[What needs to be done]
State the number of lines below in which the word "index" appears. Nothing else belongs in the answer.

* BEGIN *

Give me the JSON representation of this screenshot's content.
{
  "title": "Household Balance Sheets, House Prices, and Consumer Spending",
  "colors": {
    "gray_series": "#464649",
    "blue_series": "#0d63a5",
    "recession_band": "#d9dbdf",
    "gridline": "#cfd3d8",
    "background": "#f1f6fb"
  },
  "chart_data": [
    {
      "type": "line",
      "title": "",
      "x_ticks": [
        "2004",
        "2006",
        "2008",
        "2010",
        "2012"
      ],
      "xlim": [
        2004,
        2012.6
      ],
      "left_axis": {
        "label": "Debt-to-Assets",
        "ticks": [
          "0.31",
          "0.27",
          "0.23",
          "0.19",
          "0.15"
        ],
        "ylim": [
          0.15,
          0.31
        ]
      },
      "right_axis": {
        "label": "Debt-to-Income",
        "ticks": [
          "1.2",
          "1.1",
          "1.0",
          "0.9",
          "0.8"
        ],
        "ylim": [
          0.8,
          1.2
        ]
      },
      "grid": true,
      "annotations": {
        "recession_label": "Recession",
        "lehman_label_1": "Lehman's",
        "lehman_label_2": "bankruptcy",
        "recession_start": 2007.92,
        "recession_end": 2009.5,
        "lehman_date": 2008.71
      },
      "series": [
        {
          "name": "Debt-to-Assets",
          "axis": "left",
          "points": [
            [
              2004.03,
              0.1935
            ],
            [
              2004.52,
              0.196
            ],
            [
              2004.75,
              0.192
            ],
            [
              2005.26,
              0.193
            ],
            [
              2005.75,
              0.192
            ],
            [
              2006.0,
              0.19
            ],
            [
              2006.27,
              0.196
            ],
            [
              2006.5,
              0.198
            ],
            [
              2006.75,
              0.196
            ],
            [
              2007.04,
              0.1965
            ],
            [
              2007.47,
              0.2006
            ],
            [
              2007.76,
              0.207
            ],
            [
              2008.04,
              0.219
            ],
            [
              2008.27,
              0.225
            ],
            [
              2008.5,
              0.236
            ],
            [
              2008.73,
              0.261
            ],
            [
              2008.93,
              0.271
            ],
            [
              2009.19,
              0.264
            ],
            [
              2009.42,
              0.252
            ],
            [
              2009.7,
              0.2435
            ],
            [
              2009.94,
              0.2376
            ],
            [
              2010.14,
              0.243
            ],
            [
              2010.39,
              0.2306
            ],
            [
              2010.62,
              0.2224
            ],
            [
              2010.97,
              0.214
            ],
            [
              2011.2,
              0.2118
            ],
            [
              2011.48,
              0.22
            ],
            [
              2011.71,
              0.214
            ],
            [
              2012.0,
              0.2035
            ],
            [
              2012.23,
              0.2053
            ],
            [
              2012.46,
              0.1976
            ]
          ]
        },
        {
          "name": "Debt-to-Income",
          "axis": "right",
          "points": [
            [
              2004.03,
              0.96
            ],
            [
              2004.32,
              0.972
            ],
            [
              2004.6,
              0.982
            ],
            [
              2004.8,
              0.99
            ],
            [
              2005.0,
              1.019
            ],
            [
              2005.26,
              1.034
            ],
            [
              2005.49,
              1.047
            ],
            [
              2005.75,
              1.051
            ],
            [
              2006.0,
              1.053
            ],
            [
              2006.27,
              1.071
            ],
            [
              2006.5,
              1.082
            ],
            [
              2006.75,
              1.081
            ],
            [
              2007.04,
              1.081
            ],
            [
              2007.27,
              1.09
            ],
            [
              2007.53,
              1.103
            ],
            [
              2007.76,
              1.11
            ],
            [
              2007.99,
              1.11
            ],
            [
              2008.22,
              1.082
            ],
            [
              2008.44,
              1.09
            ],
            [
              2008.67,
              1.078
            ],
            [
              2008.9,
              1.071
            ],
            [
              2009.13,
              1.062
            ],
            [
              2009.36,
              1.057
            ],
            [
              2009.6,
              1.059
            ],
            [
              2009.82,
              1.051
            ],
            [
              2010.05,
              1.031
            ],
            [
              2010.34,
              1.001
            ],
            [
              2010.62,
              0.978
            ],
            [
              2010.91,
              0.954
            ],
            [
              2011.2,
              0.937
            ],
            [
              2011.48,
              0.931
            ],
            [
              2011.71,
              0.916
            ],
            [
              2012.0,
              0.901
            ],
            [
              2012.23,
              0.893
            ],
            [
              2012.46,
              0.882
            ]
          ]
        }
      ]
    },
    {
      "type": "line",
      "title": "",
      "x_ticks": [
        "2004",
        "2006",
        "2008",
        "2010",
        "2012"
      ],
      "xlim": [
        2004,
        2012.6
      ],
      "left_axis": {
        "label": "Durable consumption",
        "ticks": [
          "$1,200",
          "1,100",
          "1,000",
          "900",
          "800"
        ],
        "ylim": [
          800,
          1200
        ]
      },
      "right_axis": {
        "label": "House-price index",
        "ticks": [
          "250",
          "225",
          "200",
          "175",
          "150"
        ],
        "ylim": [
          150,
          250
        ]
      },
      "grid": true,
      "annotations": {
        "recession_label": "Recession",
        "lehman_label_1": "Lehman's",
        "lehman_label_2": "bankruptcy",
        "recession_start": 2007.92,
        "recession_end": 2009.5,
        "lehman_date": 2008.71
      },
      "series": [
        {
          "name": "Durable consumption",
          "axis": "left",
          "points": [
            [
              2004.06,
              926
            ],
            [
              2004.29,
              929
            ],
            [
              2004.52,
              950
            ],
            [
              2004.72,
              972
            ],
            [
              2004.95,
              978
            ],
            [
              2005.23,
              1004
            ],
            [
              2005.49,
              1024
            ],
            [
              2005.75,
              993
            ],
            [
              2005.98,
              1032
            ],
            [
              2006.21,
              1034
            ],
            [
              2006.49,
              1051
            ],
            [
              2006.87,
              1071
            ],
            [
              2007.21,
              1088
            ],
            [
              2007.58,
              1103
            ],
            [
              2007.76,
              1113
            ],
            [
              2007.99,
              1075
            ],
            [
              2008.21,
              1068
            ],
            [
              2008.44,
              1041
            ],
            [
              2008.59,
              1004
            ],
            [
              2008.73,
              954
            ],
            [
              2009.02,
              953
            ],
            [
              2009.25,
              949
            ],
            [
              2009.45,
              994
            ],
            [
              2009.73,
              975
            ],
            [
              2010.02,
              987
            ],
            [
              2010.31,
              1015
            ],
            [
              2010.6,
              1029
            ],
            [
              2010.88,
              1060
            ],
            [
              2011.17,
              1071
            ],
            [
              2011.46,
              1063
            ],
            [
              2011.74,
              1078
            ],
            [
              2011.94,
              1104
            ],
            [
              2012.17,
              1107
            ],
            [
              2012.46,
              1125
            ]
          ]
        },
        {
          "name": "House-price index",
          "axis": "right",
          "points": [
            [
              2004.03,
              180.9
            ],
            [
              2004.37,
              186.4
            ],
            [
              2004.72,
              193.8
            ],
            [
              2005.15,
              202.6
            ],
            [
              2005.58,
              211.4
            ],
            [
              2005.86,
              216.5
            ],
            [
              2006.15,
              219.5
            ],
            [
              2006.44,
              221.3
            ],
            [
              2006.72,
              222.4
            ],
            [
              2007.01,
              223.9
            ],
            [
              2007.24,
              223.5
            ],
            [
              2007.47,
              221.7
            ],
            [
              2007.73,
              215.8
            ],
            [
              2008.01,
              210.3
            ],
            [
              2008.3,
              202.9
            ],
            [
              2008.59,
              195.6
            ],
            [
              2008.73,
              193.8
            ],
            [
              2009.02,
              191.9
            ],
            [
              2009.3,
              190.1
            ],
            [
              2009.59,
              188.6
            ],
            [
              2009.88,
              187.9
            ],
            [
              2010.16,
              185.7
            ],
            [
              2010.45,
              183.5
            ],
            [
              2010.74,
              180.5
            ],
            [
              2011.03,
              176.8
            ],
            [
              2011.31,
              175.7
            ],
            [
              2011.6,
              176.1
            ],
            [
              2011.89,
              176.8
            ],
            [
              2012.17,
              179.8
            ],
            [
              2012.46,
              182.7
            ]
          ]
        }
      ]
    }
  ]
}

* END *
* BEGIN *

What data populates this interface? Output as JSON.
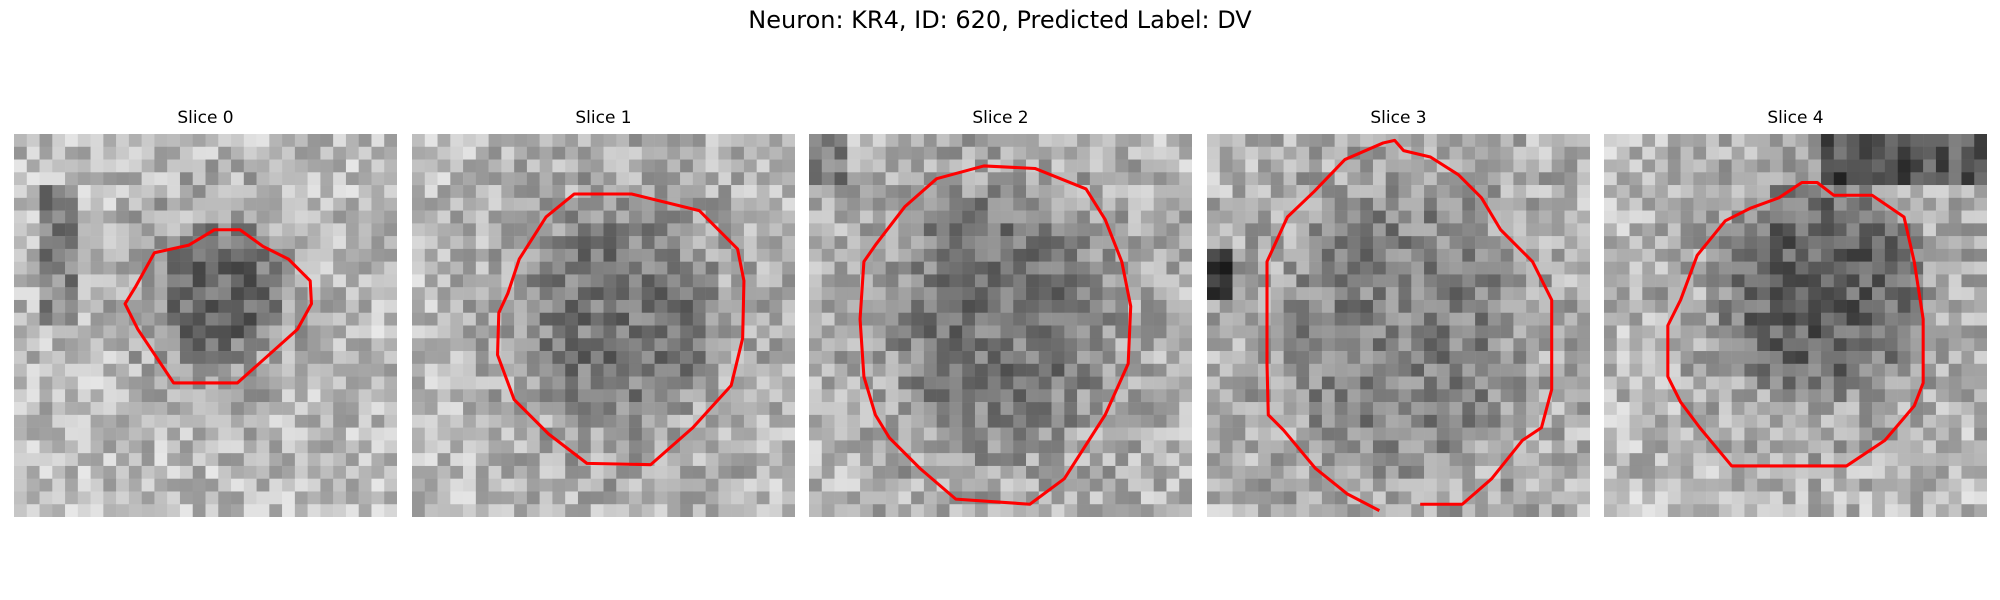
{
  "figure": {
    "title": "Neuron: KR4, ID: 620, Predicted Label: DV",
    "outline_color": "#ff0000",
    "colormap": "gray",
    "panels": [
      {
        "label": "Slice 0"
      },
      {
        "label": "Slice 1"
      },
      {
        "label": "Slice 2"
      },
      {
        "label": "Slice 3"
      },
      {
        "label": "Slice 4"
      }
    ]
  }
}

* END *

[Result]
2